> [TASK STATEMENT]: Using the data beneath, show every line that includes the word "infections".

══ DATA EXCERPTS

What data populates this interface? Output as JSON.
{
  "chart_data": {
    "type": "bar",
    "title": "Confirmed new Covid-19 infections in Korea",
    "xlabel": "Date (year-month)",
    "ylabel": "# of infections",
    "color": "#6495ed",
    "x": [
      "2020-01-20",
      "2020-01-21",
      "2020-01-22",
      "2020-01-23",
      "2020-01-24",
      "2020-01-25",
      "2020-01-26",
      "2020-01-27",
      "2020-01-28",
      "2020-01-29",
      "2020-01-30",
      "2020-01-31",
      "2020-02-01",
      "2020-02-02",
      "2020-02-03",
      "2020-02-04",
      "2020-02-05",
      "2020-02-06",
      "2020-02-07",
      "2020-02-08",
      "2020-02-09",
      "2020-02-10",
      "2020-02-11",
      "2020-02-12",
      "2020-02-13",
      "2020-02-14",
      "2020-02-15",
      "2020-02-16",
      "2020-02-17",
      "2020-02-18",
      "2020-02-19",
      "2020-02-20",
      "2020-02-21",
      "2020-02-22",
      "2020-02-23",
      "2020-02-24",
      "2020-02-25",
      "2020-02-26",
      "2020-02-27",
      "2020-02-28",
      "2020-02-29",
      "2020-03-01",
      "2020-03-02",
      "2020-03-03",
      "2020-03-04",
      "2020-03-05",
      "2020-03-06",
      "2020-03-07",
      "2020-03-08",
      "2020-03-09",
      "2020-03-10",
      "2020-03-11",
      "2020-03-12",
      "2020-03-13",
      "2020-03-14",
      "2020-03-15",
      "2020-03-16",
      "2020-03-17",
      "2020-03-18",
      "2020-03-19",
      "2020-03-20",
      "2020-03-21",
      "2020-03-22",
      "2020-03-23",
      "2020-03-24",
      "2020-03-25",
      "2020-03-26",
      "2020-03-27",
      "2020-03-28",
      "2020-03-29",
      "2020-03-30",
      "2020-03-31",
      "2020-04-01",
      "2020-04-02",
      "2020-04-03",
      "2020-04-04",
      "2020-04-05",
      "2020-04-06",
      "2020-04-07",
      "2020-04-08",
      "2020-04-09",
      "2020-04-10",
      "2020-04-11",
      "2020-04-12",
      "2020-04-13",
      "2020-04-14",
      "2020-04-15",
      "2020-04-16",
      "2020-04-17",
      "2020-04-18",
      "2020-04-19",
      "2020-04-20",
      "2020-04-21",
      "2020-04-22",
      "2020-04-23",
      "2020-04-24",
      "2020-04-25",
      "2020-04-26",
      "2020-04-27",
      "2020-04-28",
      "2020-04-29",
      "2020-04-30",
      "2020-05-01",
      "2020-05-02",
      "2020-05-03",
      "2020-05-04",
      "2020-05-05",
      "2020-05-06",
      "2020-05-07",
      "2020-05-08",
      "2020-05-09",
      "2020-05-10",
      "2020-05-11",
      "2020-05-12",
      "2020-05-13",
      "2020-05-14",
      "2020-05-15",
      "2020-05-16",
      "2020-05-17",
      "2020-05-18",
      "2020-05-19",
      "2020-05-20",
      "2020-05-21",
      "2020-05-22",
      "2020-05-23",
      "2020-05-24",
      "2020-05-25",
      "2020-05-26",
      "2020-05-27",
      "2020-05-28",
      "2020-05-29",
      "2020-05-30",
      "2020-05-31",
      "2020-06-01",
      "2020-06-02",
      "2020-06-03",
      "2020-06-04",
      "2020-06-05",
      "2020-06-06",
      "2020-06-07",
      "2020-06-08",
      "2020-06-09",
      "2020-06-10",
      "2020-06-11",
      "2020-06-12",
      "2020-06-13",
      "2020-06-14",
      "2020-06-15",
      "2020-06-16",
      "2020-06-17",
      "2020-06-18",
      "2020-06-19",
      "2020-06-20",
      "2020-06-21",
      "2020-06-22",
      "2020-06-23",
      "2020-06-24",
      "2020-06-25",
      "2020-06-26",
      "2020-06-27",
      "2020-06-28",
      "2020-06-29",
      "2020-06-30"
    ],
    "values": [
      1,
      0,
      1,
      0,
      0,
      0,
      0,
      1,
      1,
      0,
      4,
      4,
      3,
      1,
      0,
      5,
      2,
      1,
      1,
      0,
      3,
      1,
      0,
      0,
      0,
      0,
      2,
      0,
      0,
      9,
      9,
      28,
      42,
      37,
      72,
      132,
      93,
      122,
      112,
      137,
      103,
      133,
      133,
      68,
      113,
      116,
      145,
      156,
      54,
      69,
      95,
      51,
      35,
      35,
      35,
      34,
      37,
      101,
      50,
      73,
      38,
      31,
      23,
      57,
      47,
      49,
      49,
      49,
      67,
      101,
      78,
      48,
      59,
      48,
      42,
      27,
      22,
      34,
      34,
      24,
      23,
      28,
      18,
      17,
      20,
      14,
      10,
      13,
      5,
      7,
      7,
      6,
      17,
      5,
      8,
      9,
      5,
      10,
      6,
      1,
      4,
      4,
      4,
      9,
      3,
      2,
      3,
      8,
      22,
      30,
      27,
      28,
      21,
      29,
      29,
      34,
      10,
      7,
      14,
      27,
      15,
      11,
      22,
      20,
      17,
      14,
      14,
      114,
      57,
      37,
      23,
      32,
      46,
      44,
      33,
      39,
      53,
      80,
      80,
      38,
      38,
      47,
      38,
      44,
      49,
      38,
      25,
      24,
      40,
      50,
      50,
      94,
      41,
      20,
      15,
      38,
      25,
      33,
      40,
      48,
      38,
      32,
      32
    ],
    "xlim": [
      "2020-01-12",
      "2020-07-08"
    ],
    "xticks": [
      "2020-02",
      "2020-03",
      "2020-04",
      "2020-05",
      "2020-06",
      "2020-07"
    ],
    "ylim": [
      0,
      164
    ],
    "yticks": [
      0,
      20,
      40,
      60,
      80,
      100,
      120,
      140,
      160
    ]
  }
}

════

> [OUTPUT FOR THIS TASK]:
    "title": "Confirmed new Covid-19 infections in Korea",
    "ylabel": "# of infections",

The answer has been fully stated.